*PROBLEM TO WORK ON*. Please transcribe the data that follows without the pictures, keeping every word the same.

* begin *

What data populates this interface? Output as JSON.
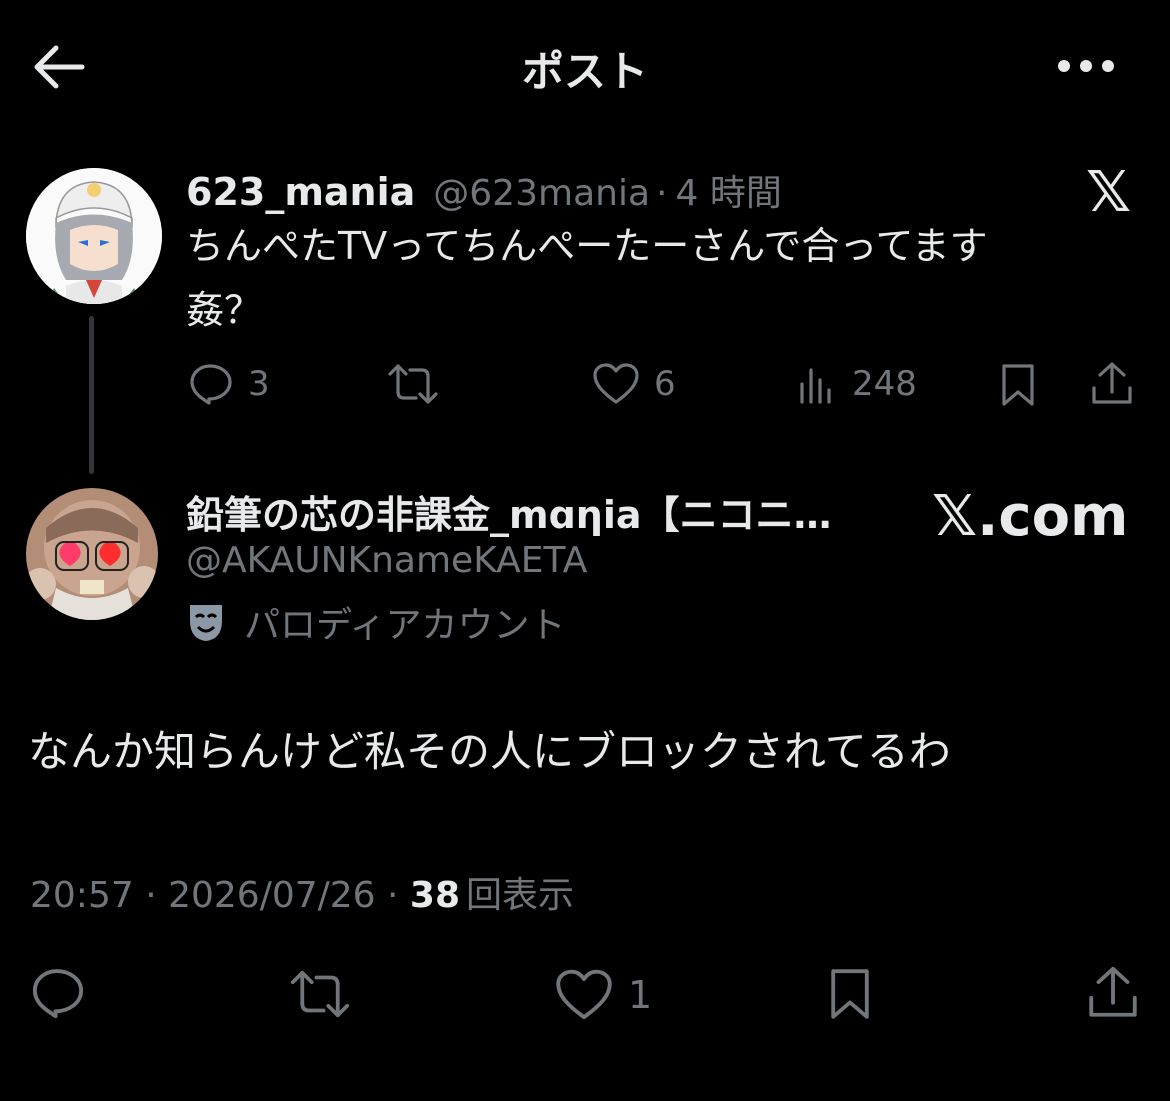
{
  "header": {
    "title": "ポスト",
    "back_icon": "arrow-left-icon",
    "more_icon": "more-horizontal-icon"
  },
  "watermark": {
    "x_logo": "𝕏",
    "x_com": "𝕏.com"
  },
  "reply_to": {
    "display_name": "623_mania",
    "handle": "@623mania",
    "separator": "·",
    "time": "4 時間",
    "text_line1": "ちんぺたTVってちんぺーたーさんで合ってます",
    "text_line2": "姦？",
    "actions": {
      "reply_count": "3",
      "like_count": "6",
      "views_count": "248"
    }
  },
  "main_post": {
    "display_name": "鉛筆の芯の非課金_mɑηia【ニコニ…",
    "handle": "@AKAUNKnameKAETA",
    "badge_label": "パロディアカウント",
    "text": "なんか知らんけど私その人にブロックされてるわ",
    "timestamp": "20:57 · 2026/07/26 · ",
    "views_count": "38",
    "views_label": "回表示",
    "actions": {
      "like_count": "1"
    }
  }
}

* end *

*COMPLETE OUTPUT*.
What data populates this interface? Output as JSON.
{
  "header": {
    "title": "ポスト",
    "back_icon": "arrow-left-icon",
    "more_icon": "more-horizontal-icon"
  },
  "watermark": {
    "x_logo": "𝕏",
    "x_com": "𝕏.com"
  },
  "reply_to": {
    "display_name": "623_mania",
    "handle": "@623mania",
    "separator": "·",
    "time": "4 時間",
    "text_line1": "ちんぺたTVってちんぺーたーさんで合ってます",
    "text_line2": "姦？",
    "actions": {
      "reply_count": "3",
      "like_count": "6",
      "views_count": "248"
    }
  },
  "main_post": {
    "display_name": "鉛筆の芯の非課金_mɑηia【ニコニ…",
    "handle": "@AKAUNKnameKAETA",
    "badge_label": "パロディアカウント",
    "text": "なんか知らんけど私その人にブロックされてるわ",
    "timestamp": "20:57 · 2026/07/26 · ",
    "views_count": "38",
    "views_label": "回表示",
    "actions": {
      "like_count": "1"
    }
  }
}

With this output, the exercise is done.